#### FONTE
Virgulino
Ferreira da Silva, o Lampião, morreu há 70 anos, no dia 28 de julho de 1938.
Com ele, morreu o ciclo do cangaço. Mas a herança deixada por Lampião tem vida
longa, muito além dos 41 anos vividos pelo Rei do Cangaço.
Luiz Gonzaga
adotou o chapéu de cangaceiro logo no início da carreira e, dele, nunca se
separou. Na Feira de Caruaru, no Agreste pernambucano, o acessório é mercadoria
que nunca falta. Para os artesãos do barro, Lampião e a companheira, Maria
Bonita, são eterna fonte de inspiração: no Alto do Moura, reduto desses
artistas populares, é possível encontrar réplicas dos heroicos vilões em todos
os tamanhos.
A herança
estética do cangaço, que contagiou o Brasil inteiro, é perpetuada pelos
artesãos de Caruaru e também nas semanas de moda de todo o mundo. Na São Paulo
Fashion Week de 2007, o estilista Alexandre Herchcovitch apostou no couro nas
roupas, na bolsa com jeito de cantil, nos cintos, nas sandálias-botas. A
identidade dos cangaceiros ainda estava presente nos lenços em volta do
pescoço.
A vida desses
homens e – em especial – a do chefe máximo deles, o que ficou mais famoso e
certamente um dos mais temidos, foi retratada em livros e em, pelo menos, cinquenta
filmes. A constatação é do pesquisador cearense Marcelo Dídimo Vieira, que fez
tese de doutorado sobre o assunto. “O cangaço é retratado no cinema brasileiro
desde a década de 20, época em que o cangaço ainda estava no seu auge”, afirma.

#### DADOS FORNECIDOS
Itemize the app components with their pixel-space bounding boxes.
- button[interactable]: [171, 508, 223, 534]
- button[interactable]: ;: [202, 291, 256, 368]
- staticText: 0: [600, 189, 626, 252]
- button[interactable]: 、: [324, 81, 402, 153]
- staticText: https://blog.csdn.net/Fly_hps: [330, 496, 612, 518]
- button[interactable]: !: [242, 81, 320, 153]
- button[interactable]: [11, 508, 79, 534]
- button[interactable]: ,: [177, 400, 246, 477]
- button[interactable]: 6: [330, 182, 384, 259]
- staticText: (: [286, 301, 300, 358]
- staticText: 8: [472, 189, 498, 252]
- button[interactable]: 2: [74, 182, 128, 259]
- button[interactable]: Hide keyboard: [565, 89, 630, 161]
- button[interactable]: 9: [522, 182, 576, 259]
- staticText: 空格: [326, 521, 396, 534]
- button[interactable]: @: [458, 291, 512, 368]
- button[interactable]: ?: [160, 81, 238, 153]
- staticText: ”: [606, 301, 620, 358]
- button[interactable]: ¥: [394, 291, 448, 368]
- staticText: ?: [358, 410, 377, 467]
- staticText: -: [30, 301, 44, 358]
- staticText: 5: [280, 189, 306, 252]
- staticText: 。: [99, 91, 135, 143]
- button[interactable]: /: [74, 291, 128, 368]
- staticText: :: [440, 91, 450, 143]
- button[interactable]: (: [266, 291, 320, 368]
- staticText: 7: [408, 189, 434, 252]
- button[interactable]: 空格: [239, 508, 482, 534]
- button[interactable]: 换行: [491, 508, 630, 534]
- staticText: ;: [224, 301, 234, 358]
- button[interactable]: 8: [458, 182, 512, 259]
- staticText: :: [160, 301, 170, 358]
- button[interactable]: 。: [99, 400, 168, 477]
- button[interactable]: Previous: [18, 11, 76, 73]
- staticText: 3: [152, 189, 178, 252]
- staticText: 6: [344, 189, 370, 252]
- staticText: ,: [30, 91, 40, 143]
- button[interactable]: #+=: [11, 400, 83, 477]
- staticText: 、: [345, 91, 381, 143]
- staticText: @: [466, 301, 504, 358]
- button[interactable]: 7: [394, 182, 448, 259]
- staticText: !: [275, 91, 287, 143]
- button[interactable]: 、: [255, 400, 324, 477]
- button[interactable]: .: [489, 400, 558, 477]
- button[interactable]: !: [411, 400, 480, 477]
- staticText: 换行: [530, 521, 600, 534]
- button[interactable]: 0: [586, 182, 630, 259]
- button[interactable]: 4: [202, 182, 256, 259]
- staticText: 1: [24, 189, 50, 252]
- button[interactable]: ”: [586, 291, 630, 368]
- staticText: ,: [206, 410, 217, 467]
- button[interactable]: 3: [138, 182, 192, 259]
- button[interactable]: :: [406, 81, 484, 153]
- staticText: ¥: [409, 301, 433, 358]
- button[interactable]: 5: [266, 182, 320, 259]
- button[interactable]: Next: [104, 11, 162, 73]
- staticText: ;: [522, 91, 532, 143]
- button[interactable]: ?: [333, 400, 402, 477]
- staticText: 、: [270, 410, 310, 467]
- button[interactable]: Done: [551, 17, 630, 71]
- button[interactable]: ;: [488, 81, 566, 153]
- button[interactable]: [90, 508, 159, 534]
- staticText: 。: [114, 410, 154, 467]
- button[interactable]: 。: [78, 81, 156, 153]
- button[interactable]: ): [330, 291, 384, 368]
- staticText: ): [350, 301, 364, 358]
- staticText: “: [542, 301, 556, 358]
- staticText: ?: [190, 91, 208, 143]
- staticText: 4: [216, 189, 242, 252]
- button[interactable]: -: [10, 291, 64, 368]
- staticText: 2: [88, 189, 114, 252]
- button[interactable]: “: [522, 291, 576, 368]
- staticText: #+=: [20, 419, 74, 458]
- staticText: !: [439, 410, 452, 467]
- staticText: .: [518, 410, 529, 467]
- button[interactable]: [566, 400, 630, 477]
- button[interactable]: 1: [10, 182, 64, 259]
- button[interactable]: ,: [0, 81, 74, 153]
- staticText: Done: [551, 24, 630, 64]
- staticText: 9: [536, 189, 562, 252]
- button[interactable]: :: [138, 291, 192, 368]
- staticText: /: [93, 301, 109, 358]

#### AÇÕES A REALIZAR
**A.** Reescreva de forma mais concisa o parágrafo do texto sobre Lampião iniciado por "A herança estética do cangaço", mantendo seus fatos principais.
**B.** De acordo com o texto sobre Lampião, desde que década o cangaço é retratado no cinema brasileiro?
**C.** Prossiga o texto sobre Lampião a partir do ponto em que ele termina.

#### RESPOSTAS ÀS TAREFAS
**A.** A estética do cangaço, difundida por todo o Brasil, mantém-se viva no artesanato de Caruaru e nas semanas de moda de todo o mundo. Na São Paulo Fashion Week de 2007, Alexandre Herchcovitch apresentou roupas de couro, bolsas semelhantes a cantis, cintos, sandálias-botas e lenços no pescoço que remetiam aos cangaceiros.

**B.** Desde a década de 20.

**C.**
Glauber Rocha,
cineasta ícone do Cinema Novo, na década de 60, viajou nas asas do cangaço em
Deus e o diabo na terra do sol. E os pernambucanos Lírio Ferreira e Paulo
Caldas contaram a parte da vida de Lampião que se misturou com a história do
sírio-libanês Benjamim Abraão, no filme O baile perfumado, na década de 1990,
período conhecido como a retomada do cinema brasileiro.
Benjamim
Abraão se infiltrou no grupo, autorizado pelo chefe. Das temporadas que passou
entre cangaceiros, tirou documentos preciosos para pesquisas. Estudiosos
estimam que foram cerca de 70 fotos e um filme que foi apreendido pelo Estado
Novo, do qual restam cerca de onze minutos. Nele, os cangaceiros aparecem
vistosos como faziam questão de estar. Isso se devia à influência do
comandante: Lampião era bom marqueteiro, fazia questão que a imagem do bando ficasse
conhecida.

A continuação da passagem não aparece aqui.